What you are asked to do:
Return the material from the line containing "- svg-text:Beam: Beam: [720, 211, 731, 216]" through the line containing "- svg-text:➜Pivoted window", copying each line precisely as it appears.

Extracted information:
════════════════
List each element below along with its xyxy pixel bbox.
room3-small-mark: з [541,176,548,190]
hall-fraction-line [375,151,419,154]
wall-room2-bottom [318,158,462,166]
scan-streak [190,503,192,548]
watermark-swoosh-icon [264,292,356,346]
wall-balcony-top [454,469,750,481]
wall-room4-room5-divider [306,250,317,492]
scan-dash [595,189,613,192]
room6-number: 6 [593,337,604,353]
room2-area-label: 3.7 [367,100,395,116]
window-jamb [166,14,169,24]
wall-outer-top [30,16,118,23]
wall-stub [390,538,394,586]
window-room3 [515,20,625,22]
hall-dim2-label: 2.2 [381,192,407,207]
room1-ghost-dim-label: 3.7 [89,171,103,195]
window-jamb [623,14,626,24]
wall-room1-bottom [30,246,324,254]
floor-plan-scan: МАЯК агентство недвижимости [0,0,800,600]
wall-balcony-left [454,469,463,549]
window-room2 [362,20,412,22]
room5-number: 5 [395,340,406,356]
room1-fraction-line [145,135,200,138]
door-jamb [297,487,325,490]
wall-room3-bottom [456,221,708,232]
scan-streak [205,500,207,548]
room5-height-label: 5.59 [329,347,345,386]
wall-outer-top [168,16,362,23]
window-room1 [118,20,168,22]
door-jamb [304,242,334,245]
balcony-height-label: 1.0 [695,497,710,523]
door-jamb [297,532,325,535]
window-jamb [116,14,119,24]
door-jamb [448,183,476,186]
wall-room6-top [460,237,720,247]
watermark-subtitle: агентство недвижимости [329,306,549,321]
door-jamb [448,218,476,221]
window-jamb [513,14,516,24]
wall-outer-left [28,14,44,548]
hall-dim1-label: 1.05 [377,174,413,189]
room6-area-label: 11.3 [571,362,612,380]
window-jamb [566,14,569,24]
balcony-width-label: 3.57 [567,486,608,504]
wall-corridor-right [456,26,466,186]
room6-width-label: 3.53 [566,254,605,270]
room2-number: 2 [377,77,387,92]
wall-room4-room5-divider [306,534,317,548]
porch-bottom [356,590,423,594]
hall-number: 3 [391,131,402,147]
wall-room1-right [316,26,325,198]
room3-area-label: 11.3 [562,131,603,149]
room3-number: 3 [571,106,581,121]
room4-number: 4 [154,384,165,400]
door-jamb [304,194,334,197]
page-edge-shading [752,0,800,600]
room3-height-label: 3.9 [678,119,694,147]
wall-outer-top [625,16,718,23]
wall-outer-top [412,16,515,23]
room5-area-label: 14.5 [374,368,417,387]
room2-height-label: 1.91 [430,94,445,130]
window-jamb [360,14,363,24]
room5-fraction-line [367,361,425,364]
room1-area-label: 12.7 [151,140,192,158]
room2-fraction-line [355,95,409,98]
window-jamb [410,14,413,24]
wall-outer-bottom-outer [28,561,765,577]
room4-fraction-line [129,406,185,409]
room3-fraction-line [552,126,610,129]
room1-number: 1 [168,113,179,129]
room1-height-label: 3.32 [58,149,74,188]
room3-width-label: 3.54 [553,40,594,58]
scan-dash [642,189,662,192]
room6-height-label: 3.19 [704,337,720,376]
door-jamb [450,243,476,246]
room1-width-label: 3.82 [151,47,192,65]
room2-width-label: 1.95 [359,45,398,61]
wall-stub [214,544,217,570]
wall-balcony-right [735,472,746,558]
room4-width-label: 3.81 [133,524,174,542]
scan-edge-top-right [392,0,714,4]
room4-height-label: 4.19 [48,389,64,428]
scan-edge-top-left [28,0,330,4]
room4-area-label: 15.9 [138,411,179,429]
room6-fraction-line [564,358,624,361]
════════════════
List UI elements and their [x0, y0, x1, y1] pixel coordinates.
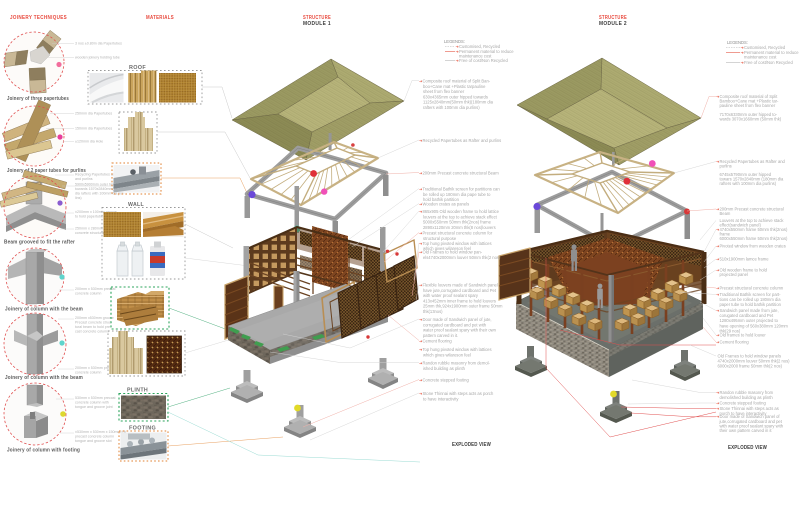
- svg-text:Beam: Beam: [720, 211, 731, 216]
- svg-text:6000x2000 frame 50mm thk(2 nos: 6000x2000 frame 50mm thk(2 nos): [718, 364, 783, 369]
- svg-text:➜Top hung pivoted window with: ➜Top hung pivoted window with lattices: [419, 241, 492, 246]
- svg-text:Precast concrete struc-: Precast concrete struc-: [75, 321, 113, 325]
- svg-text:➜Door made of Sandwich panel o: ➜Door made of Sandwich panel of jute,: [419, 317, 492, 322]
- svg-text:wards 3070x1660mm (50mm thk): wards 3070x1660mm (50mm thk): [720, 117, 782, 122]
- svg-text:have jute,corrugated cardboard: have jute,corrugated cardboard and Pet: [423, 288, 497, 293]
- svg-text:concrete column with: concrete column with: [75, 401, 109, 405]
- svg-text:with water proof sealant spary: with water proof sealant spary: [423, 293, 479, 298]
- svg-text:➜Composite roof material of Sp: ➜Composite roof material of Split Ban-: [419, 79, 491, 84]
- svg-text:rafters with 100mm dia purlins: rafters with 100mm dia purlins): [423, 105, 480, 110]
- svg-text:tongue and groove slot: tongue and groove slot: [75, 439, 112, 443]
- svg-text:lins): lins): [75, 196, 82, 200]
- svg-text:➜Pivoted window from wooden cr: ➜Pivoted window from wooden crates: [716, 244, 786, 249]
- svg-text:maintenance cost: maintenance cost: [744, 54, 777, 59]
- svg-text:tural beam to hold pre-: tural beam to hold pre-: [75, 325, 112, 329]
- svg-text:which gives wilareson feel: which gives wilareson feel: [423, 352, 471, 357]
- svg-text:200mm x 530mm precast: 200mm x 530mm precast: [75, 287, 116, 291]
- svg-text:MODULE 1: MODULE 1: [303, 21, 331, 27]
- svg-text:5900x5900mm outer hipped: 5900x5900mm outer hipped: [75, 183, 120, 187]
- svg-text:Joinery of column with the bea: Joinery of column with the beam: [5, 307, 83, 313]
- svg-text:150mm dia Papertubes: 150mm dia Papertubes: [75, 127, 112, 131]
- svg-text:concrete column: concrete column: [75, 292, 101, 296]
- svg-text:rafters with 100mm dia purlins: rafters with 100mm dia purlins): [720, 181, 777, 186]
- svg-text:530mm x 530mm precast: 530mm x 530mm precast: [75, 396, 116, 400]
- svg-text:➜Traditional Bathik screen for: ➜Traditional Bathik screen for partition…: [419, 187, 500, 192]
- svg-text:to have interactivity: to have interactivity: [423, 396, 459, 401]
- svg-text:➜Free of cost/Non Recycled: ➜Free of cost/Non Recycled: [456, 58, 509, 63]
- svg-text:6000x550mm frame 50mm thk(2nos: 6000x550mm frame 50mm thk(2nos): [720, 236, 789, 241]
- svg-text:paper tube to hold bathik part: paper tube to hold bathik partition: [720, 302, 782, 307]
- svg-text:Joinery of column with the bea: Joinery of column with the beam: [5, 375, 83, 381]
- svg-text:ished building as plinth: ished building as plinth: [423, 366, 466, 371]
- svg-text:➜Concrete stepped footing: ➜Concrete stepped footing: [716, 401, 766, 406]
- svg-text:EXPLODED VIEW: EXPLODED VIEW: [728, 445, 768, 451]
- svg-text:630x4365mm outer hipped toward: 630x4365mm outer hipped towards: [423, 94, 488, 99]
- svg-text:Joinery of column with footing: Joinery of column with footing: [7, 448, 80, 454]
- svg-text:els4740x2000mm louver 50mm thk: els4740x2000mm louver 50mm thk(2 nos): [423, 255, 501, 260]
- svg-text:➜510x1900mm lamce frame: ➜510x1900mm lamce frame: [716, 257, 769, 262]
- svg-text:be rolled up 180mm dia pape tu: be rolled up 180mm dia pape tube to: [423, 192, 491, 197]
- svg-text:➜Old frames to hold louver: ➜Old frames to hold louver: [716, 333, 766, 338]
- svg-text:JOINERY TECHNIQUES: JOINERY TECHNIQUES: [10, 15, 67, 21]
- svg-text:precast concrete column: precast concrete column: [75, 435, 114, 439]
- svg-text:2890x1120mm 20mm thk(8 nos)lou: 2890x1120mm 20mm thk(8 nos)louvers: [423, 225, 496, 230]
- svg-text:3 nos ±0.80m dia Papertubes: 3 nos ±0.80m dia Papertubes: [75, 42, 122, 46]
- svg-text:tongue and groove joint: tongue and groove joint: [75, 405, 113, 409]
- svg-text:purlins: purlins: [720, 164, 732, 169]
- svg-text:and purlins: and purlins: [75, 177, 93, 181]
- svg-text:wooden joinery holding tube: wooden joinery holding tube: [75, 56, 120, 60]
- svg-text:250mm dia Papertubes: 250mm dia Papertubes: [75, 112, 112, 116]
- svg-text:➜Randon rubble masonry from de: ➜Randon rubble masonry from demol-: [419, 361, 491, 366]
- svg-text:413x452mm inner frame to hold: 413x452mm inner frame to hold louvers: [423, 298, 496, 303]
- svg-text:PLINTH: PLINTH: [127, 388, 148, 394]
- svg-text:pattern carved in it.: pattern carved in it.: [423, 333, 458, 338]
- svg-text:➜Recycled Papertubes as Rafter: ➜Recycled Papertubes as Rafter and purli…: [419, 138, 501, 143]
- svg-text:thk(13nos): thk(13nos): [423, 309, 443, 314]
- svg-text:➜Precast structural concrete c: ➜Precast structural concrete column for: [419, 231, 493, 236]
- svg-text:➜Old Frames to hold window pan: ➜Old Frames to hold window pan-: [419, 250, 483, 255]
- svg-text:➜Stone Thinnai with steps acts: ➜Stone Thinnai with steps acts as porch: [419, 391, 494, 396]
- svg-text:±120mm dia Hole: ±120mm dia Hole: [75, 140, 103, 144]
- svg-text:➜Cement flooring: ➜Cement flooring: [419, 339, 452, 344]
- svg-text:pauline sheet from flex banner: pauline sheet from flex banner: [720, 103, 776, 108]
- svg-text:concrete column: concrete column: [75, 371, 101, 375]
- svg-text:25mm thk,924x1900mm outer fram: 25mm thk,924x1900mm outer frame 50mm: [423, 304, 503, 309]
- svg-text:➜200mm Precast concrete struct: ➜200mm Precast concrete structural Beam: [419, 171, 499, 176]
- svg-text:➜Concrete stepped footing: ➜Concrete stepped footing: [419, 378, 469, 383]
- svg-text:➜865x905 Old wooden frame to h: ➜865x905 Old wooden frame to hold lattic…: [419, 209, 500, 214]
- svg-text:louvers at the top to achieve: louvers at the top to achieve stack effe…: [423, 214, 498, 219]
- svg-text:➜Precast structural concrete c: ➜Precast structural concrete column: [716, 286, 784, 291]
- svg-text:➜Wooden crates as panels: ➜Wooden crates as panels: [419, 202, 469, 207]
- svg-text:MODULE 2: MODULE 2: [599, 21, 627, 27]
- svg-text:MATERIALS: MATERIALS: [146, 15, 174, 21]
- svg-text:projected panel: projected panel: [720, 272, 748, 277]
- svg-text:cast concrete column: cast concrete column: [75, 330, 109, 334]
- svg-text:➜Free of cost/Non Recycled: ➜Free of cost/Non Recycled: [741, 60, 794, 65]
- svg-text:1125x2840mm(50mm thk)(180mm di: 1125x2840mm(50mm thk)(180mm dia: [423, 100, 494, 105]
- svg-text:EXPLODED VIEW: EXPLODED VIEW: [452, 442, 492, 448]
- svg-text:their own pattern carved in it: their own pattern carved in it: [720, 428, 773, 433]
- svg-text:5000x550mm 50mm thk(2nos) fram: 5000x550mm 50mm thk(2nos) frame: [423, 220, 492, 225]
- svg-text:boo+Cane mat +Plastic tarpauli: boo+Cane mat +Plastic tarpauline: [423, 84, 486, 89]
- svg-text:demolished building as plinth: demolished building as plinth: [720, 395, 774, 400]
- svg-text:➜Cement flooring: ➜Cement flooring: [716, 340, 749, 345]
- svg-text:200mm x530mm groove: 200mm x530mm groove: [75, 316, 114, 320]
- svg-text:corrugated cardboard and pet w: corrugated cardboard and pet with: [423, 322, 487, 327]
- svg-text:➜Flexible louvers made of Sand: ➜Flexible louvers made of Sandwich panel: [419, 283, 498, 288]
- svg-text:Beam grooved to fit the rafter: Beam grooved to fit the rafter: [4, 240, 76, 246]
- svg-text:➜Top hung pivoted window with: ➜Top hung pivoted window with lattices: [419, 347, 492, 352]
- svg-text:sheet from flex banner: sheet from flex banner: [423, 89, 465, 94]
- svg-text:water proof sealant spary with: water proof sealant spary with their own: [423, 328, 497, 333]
════════════════
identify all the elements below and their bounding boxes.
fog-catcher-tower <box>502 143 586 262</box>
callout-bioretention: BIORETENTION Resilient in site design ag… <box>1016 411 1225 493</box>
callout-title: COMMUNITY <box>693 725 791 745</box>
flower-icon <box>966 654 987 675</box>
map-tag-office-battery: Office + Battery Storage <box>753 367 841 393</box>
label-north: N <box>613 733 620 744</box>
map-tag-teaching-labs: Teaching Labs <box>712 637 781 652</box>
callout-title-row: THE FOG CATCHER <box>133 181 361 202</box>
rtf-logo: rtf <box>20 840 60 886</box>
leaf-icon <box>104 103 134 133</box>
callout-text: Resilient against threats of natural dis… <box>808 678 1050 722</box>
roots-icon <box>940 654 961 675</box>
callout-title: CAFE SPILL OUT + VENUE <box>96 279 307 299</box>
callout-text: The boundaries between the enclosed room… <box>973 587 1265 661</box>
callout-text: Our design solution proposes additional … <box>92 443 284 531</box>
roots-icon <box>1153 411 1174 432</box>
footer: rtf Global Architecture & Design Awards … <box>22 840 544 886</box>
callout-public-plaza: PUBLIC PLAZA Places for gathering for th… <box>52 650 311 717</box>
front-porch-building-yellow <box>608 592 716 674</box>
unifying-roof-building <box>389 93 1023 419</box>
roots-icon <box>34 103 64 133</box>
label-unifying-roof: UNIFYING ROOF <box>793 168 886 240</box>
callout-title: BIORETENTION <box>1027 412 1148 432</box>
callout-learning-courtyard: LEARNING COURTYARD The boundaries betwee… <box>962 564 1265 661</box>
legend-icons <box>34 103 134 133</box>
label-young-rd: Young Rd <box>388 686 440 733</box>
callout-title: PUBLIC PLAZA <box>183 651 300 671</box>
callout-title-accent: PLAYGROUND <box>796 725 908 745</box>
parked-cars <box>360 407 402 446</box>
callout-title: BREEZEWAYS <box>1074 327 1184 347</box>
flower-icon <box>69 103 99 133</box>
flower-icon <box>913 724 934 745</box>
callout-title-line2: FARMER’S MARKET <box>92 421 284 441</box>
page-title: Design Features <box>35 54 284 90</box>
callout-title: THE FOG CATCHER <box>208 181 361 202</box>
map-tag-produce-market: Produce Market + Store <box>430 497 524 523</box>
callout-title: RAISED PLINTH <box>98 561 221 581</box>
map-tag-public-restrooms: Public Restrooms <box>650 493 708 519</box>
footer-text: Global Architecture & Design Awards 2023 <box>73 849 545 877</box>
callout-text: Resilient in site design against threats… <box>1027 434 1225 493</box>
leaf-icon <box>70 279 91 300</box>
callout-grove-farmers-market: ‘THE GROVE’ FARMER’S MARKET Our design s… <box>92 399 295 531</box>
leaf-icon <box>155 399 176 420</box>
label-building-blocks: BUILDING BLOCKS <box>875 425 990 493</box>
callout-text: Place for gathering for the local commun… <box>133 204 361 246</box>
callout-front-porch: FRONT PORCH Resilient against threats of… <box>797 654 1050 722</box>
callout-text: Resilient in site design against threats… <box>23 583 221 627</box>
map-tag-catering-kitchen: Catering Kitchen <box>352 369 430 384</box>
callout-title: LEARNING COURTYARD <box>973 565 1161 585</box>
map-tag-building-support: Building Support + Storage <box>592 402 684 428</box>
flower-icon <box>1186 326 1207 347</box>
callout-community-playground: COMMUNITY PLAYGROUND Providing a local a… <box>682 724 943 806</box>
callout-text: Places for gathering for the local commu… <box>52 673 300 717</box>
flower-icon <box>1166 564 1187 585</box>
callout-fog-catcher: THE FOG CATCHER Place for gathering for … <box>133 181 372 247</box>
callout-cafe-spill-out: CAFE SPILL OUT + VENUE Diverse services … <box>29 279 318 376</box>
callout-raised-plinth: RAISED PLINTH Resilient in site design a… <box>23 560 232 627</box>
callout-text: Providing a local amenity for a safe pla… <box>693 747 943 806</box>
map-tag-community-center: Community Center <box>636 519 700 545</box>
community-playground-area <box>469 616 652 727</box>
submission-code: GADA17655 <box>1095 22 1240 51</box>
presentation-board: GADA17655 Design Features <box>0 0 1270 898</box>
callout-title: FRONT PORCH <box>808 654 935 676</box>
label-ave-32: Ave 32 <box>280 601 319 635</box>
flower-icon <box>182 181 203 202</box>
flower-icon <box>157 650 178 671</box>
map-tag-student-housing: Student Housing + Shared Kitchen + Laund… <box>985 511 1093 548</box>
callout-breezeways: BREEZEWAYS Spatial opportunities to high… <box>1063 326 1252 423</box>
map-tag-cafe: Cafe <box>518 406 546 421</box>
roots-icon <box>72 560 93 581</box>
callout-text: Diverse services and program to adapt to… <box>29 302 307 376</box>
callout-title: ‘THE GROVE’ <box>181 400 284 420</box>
════════════════
Finished exercise:
- svg-text:Beam: Beam: [720, 211, 731, 216]
- svg-text:6000x2000 frame 50mm thk(2 nos: 6000x2000 frame 50mm thk(2 nos): [718, 364, 783, 369]
- svg-text:➜Top hung pivoted window with: ➜Top hung pivoted window with lattices: [419, 241, 492, 246]
- svg-text:Precast concrete struc-: Precast concrete struc-: [75, 321, 113, 325]
- svg-text:➜Door made of Sandwich panel o: ➜Door made of Sandwich panel of jute,: [419, 317, 492, 322]
- svg-text:wards 3070x1660mm (50mm thk): wards 3070x1660mm (50mm thk): [720, 117, 782, 122]
- svg-text:have jute,corrugated cardboard: have jute,corrugated cardboard and Pet: [423, 288, 497, 293]
- svg-text:concrete column with: concrete column with: [75, 401, 109, 405]
- svg-text:with water proof sealant spary: with water proof sealant spary: [423, 293, 479, 298]
- svg-text:➜Composite roof material of Sp: ➜Composite roof material of Split Ban-: [419, 79, 491, 84]
- svg-text:rafters with 100mm dia purlins: rafters with 100mm dia purlins): [423, 105, 480, 110]
- svg-text:tongue and groove slot: tongue and groove slot: [75, 439, 112, 443]
- svg-text:lins): lins): [75, 196, 82, 200]
- svg-text:➜Pivoted window from wooden cr: ➜Pivoted window from wooden crates: [716, 244, 786, 249]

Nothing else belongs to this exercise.